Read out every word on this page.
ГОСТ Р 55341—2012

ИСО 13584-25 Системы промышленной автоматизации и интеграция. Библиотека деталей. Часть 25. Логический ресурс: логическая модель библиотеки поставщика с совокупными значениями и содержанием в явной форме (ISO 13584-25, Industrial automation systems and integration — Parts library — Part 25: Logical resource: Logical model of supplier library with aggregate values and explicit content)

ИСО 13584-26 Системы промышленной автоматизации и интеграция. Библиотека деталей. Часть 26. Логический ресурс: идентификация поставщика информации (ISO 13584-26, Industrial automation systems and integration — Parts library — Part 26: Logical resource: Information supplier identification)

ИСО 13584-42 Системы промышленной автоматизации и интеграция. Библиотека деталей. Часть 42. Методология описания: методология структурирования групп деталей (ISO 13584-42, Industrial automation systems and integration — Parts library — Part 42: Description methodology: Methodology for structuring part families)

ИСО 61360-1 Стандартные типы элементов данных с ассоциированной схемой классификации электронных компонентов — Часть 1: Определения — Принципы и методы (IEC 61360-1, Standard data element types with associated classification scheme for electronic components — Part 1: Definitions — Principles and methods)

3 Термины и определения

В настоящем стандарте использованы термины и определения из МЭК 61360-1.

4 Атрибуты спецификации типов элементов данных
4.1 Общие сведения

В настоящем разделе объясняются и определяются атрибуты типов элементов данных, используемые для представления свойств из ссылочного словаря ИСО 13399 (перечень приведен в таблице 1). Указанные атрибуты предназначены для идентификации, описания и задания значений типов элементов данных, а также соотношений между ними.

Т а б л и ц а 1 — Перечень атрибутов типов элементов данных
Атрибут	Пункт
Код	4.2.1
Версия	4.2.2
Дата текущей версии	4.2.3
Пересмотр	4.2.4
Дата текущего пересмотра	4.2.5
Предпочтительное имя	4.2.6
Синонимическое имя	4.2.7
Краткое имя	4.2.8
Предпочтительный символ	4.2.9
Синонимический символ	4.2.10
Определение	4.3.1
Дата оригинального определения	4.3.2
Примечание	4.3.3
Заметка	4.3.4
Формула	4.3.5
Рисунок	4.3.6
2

###

• _Prompt_: Using the data above, reproduce every line exactly.

• _Exercise response_:
Read out every word on this page.
ГОСТ Р 55341—2012

ИСО 13584-25 Системы промышленной автоматизации и интеграция. Библиотека деталей. Часть 25. Логический ресурс: логическая модель библиотеки поставщика с совокупными значениями и содержанием в явной форме (ISO 13584-25, Industrial automation systems and integration — Parts library — Part 25: Logical resource: Logical model of supplier library with aggregate values and explicit content)

ИСО 13584-26 Системы промышленной автоматизации и интеграция. Библиотека деталей. Часть 26. Логический ресурс: идентификация поставщика информации (ISO 13584-26, Industrial automation systems and integration — Parts library — Part 26: Logical resource: Information supplier identification)

ИСО 13584-42 Системы промышленной автоматизации и интеграция. Библиотека деталей. Часть 42. Методология описания: методология структурирования групп деталей (ISO 13584-42, Industrial automation systems and integration — Parts library — Part 42: Description methodology: Methodology for structuring part families)

ИСО 61360-1 Стандартные типы элементов данных с ассоциированной схемой классификации электронных компонентов — Часть 1: Определения — Принципы и методы (IEC 61360-1, Standard data element types with associated classification scheme for electronic components — Part 1: Definitions — Principles and methods)

3 Термины и определения

В настоящем стандарте использованы термины и определения из МЭК 61360-1.

4 Атрибуты спецификации типов элементов данных
4.1 Общие сведения

В настоящем разделе объясняются и определяются атрибуты типов элементов данных, используемые для представления свойств из ссылочного словаря ИСО 13399 (перечень приведен в таблице 1). Указанные атрибуты предназначены для идентификации, описания и задания значений типов элементов данных, а также соотношений между ними.

Т а б л и ц а 1 — Перечень атрибутов типов элементов данных
Атрибут	Пункт
Код	4.2.1
Версия	4.2.2
Дата текущей версии	4.2.3
Пересмотр	4.2.4
Дата текущего пересмотра	4.2.5
Предпочтительное имя	4.2.6
Синонимическое имя	4.2.7
Краткое имя	4.2.8
Предпочтительный символ	4.2.9
Синонимический символ	4.2.10
Определение	4.3.1
Дата оригинального определения	4.3.2
Примечание	4.3.3
Заметка	4.3.4
Формула	4.3.5
Рисунок	4.3.6
2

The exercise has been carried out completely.